Source records ▸
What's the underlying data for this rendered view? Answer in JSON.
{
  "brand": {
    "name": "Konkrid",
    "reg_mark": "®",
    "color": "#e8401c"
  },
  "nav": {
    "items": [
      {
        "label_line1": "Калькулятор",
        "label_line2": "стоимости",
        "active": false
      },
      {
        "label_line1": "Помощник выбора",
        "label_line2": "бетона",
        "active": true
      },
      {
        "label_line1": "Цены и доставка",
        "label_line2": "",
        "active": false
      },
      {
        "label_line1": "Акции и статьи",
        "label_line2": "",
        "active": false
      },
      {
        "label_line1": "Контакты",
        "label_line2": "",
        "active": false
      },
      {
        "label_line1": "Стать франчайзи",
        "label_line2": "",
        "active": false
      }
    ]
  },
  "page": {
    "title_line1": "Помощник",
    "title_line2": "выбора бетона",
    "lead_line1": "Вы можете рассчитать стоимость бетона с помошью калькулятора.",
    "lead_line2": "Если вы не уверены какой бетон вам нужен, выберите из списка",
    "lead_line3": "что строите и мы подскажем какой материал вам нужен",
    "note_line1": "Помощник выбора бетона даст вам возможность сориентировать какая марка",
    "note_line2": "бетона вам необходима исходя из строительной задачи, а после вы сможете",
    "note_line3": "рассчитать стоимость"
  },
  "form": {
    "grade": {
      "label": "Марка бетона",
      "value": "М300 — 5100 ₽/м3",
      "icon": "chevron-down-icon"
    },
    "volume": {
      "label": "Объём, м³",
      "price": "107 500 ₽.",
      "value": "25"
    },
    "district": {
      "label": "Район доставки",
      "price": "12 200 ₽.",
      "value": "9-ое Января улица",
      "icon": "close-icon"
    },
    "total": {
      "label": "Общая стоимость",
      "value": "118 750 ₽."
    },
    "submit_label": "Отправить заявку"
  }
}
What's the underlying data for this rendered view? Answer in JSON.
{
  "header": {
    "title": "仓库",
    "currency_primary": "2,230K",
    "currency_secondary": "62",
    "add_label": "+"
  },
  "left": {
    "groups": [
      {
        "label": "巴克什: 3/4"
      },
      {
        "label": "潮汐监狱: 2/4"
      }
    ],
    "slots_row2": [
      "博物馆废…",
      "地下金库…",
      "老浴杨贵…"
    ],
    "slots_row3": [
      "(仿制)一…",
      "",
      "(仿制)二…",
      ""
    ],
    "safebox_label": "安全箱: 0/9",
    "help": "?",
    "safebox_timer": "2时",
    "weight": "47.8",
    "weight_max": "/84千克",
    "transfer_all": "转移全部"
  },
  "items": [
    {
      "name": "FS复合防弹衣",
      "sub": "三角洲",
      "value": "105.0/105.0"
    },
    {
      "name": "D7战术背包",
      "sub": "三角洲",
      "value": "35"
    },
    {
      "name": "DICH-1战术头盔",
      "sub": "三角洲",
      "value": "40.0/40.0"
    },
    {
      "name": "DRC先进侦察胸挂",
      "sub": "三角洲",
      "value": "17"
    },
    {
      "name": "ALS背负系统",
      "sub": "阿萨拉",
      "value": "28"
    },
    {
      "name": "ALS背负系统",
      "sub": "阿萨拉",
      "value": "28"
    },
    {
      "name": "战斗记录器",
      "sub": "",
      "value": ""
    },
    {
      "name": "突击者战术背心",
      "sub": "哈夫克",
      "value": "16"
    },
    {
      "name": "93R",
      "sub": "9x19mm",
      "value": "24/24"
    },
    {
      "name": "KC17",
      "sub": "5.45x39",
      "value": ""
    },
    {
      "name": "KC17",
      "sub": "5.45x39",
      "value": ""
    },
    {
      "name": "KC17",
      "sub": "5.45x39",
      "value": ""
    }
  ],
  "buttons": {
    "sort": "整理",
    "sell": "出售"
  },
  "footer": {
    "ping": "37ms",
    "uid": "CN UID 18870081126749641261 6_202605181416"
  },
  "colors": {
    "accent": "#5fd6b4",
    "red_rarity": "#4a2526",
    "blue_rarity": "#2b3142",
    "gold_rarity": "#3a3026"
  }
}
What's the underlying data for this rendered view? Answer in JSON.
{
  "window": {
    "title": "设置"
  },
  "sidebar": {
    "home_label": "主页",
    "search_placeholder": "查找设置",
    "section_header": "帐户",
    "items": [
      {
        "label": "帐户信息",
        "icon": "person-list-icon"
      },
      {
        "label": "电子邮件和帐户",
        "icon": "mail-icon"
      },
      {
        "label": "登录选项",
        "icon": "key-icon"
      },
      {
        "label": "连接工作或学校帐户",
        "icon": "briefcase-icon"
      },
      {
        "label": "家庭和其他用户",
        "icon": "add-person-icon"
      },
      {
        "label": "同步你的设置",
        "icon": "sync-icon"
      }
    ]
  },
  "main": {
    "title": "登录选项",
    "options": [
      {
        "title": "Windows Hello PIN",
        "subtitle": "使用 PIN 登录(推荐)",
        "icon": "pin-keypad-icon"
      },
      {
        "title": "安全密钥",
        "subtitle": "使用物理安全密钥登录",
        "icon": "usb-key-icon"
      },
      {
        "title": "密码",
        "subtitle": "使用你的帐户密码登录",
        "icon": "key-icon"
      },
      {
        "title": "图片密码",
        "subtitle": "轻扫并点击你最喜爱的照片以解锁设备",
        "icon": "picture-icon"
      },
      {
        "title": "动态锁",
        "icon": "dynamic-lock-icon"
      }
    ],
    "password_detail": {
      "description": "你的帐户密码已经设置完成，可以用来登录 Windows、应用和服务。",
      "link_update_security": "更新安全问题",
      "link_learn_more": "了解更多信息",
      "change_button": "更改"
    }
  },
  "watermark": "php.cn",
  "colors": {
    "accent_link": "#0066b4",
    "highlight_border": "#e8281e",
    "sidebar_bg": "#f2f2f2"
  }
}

What you will do ▸ Copy out each line above, character for character.

Finished task ▸
What's the underlying data for this rendered view? Answer in JSON.
{
  "brand": {
    "name": "Konkrid",
    "reg_mark": "®",
    "color": "#e8401c"
  },
  "nav": {
    "items": [
      {
        "label_line1": "Калькулятор",
        "label_line2": "стоимости",
        "active": false
      },
      {
        "label_line1": "Помощник выбора",
        "label_line2": "бетона",
        "active": true
      },
      {
        "label_line1": "Цены и доставка",
        "label_line2": "",
        "active": false
      },
      {
        "label_line1": "Акции и статьи",
        "label_line2": "",
        "active": false
      },
      {
        "label_line1": "Контакты",
        "label_line2": "",
        "active": false
      },
      {
        "label_line1": "Стать франчайзи",
        "label_line2": "",
        "active": false
      }
    ]
  },
  "page": {
    "title_line1": "Помощник",
    "title_line2": "выбора бетона",
    "lead_line1": "Вы можете рассчитать стоимость бетона с помошью калькулятора.",
    "lead_line2": "Если вы не уверены какой бетон вам нужен, выберите из списка",
    "lead_line3": "что строите и мы подскажем какой материал вам нужен",
    "note_line1": "Помощник выбора бетона даст вам возможность сориентировать какая марка",
    "note_line2": "бетона вам необходима исходя из строительной задачи, а после вы сможете",
    "note_line3": "рассчитать стоимость"
  },
  "form": {
    "grade": {
      "label": "Марка бетона",
      "value": "М300 — 5100 ₽/м3",
      "icon": "chevron-down-icon"
    },
    "volume": {
      "label": "Объём, м³",
      "price": "107 500 ₽.",
      "value": "25"
    },
    "district": {
      "label": "Район доставки",
      "price": "12 200 ₽.",
      "value": "9-ое Января улица",
      "icon": "close-icon"
    },
    "total": {
      "label": "Общая стоимость",
      "value": "118 750 ₽."
    },
    "submit_label": "Отправить заявку"
  }
}
What's the underlying data for this rendered view? Answer in JSON.
{
  "header": {
    "title": "仓库",
    "currency_primary": "2,230K",
    "currency_secondary": "62",
    "add_label": "+"
  },
  "left": {
    "groups": [
      {
        "label": "巴克什: 3/4"
      },
      {
        "label": "潮汐监狱: 2/4"
      }
    ],
    "slots_row2": [
      "博物馆废…",
      "地下金库…",
      "老浴杨贵…"
    ],
    "slots_row3": [
      "(仿制)一…",
      "",
      "(仿制)二…",
      ""
    ],
    "safebox_label": "安全箱: 0/9",
    "help": "?",
    "safebox_timer": "2时",
    "weight": "47.8",
    "weight_max": "/84千克",
    "transfer_all": "转移全部"
  },
  "items": [
    {
      "name": "FS复合防弹衣",
      "sub": "三角洲",
      "value": "105.0/105.0"
    },
    {
      "name": "D7战术背包",
      "sub": "三角洲",
      "value": "35"
    },
    {
      "name": "DICH-1战术头盔",
      "sub": "三角洲",
      "value": "40.0/40.0"
    },
    {
      "name": "DRC先进侦察胸挂",
      "sub": "三角洲",
      "value": "17"
    },
    {
      "name": "ALS背负系统",
      "sub": "阿萨拉",
      "value": "28"
    },
    {
      "name": "ALS背负系统",
      "sub": "阿萨拉",
      "value": "28"
    },
    {
      "name": "战斗记录器",
      "sub": "",
      "value": ""
    },
    {
      "name": "突击者战术背心",
      "sub": "哈夫克",
      "value": "16"
    },
    {
      "name": "93R",
      "sub": "9x19mm",
      "value": "24/24"
    },
    {
      "name": "KC17",
      "sub": "5.45x39",
      "value": ""
    },
    {
      "name": "KC17",
      "sub": "5.45x39",
      "value": ""
    },
    {
      "name": "KC17",
      "sub": "5.45x39",
      "value": ""
    }
  ],
  "buttons": {
    "sort": "整理",
    "sell": "出售"
  },
  "footer": {
    "ping": "37ms",
    "uid": "CN UID 18870081126749641261 6_202605181416"
  },
  "colors": {
    "accent": "#5fd6b4",
    "red_rarity": "#4a2526",
    "blue_rarity": "#2b3142",
    "gold_rarity": "#3a3026"
  }
}
What's the underlying data for this rendered view? Answer in JSON.
{
  "window": {
    "title": "设置"
  },
  "sidebar": {
    "home_label": "主页",
    "search_placeholder": "查找设置",
    "section_header": "帐户",
    "items": [
      {
        "label": "帐户信息",
        "icon": "person-list-icon"
      },
      {
        "label": "电子邮件和帐户",
        "icon": "mail-icon"
      },
      {
        "label": "登录选项",
        "icon": "key-icon"
      },
      {
        "label": "连接工作或学校帐户",
        "icon": "briefcase-icon"
      },
      {
        "label": "家庭和其他用户",
        "icon": "add-person-icon"
      },
      {
        "label": "同步你的设置",
        "icon": "sync-icon"
      }
    ]
  },
  "main": {
    "title": "登录选项",
    "options": [
      {
        "title": "Windows Hello PIN",
        "subtitle": "使用 PIN 登录(推荐)",
        "icon": "pin-keypad-icon"
      },
      {
        "title": "安全密钥",
        "subtitle": "使用物理安全密钥登录",
        "icon": "usb-key-icon"
      },
      {
        "title": "密码",
        "subtitle": "使用你的帐户密码登录",
        "icon": "key-icon"
      },
      {
        "title": "图片密码",
        "subtitle": "轻扫并点击你最喜爱的照片以解锁设备",
        "icon": "picture-icon"
      },
      {
        "title": "动态锁",
        "icon": "dynamic-lock-icon"
      }
    ],
    "password_detail": {
      "description": "你的帐户密码已经设置完成，可以用来登录 Windows、应用和服务。",
      "link_update_security": "更新安全问题",
      "link_learn_more": "了解更多信息",
      "change_button": "更改"
    }
  },
  "watermark": "php.cn",
  "colors": {
    "accent_link": "#0066b4",
    "highlight_border": "#e8281e",
    "sidebar_bg": "#f2f2f2"
  }
}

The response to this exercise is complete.